BEGIN Selected text

What is 'Anti-Tourism' Anyway?
The term ‘anti-tourism’ sounds more confrontational than it is. It doesn’t mean a rejection of travel itself, but a profound shift away from the model of mass tourism that has dominated for decades. At its core, it’s a movement against visiting places
just to say you’ve been there. Instead of collecting destinations like badges, anti-tourists aim to have a more immersive, respectful, and sustainable experience. Think of it as the difference between being a ‘tourist’ and a ‘traveler.’ A tourist follows a pre-set path, often consuming a packaged version of a culture designed for quick, easy consumption. An anti-tourist, by contrast, seeks out the unscripted. They might choose a lesser-known neighborhood over a city’s crowded historic center, learn a few phrases of the local language, or spend an afternoon in a park instead of rushing between three different museums. It’s about prioritizing connection and understanding over simply seeing the sights.
The Backlash to the Instagram Trip
For years, social media defined travel goals. The perfect shot of a colorful Cinque Terre village or a dramatic Icelandic waterfall became the ultimate prize. This created a cycle of performative travel, where the experience was often secondary to capturing the content to prove it happened. But the pendulum is swinging back. Gen Z, the first digitally native generation, is also the first to grow acutely aware of the hollowness of a life lived for the ‘gram.
This new wave is fueled by 'de-influencing' culture, where creators and their followers actively push back against overhyped products and experiences. Crowded, overpriced, and environmentally damaging 'tourist traps' are the prime target. Videos go viral showing the reality versus the expectation: the shoulder-to-shoulder crowds at the Trevi Fountain, the long wait for a photo, the feeling that you’re on a content-creation conveyor belt. Gen Z is opting out, seeking trips that feel personal and private, not produced for an audience.
A Movement Driven by Values
The anti-tourism mindset aligns perfectly with Gen Z’s core values. This is a generation deeply concerned with sustainability, authenticity, and social equity. They’ve grown up with an awareness of climate change and the negative impacts of ‘overtourism’—the phenomenon where a destination is swamped with so many visitors that its infrastructure, environment, and local quality of life suffer.

END Selected text
BEGIN Given information

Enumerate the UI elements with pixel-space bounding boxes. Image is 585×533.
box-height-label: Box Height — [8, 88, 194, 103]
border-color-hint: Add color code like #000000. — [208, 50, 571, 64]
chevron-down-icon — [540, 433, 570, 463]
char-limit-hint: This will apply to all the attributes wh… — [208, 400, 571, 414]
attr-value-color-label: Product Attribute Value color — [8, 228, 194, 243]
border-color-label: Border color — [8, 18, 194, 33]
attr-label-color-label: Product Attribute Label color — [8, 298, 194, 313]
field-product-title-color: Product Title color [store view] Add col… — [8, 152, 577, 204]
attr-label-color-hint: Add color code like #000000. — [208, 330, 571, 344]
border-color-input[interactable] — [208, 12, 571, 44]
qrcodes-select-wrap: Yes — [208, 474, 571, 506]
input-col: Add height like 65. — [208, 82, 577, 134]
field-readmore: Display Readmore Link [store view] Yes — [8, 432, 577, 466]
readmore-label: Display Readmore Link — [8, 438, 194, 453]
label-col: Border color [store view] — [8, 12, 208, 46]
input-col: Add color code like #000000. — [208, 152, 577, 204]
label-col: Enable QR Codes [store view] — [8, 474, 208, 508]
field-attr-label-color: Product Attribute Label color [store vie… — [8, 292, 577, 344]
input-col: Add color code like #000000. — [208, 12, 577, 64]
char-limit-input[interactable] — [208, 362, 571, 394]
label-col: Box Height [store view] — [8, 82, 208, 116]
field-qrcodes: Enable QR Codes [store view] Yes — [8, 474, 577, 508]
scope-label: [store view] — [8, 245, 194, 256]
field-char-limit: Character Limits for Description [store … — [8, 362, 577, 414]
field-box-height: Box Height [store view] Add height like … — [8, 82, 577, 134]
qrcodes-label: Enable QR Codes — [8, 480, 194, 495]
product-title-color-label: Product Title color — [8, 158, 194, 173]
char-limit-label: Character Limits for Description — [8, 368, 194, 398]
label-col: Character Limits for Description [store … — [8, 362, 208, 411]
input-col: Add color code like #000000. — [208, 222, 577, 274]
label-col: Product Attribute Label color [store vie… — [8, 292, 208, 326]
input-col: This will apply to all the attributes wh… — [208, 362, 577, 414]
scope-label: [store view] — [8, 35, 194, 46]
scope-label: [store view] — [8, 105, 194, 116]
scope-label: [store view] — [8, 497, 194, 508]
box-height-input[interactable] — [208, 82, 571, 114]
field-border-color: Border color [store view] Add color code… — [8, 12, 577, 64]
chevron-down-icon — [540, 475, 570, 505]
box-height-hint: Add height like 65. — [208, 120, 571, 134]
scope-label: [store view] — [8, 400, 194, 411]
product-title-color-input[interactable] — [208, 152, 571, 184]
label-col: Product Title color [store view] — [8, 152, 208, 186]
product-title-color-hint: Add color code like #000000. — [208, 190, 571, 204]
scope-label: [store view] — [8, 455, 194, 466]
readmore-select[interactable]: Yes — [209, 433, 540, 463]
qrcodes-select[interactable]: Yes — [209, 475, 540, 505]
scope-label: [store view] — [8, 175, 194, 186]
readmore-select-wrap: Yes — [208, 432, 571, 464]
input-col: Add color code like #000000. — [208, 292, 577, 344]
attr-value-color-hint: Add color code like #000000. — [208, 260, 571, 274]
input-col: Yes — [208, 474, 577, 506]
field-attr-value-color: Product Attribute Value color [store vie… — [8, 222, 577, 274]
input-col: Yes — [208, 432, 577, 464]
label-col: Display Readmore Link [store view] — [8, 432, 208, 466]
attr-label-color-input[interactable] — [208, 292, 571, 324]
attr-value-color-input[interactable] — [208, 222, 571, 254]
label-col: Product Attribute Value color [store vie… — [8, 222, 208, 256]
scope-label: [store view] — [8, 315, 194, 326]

END Given information

**Task item A**
Output the stretch of the anti-tourism text from "This new wave" through "for an audience.", copied word for word.
**Task item B**
For each statement, say yes or no to whether it agrees with the anti-tourism text, and quote the exact words of the text that decide it. (i) The term means rejecting travel itself. (ii) The Trevi Fountain is given as a place with shoulder-to-shoulder crowds. (iii) Gen Z is called the first digitally native generation.

**Reply A**
This new wave is fueled by 'de-influencing' culture, where creators and their followers actively push back against overhyped products and experiences. Crowded, overpriced, and environmentally damaging 'tourist traps' are the prime target. Videos go viral showing the reality versus the expectation: the shoulder-to-shoulder crowds at the Trevi Fountain, the long wait for a photo, the feeling that you’re on a content-creation conveyor belt. Gen Z is opting out, seeking trips that feel personal and private, not produced for an audience.

**Reply B**
(i) No: "It doesn’t mean a rejection of travel itself"
(ii) Yes: "the shoulder-to-shoulder crowds at the Trevi Fountain"
(iii) Yes: "Gen Z, the first digitally native generation"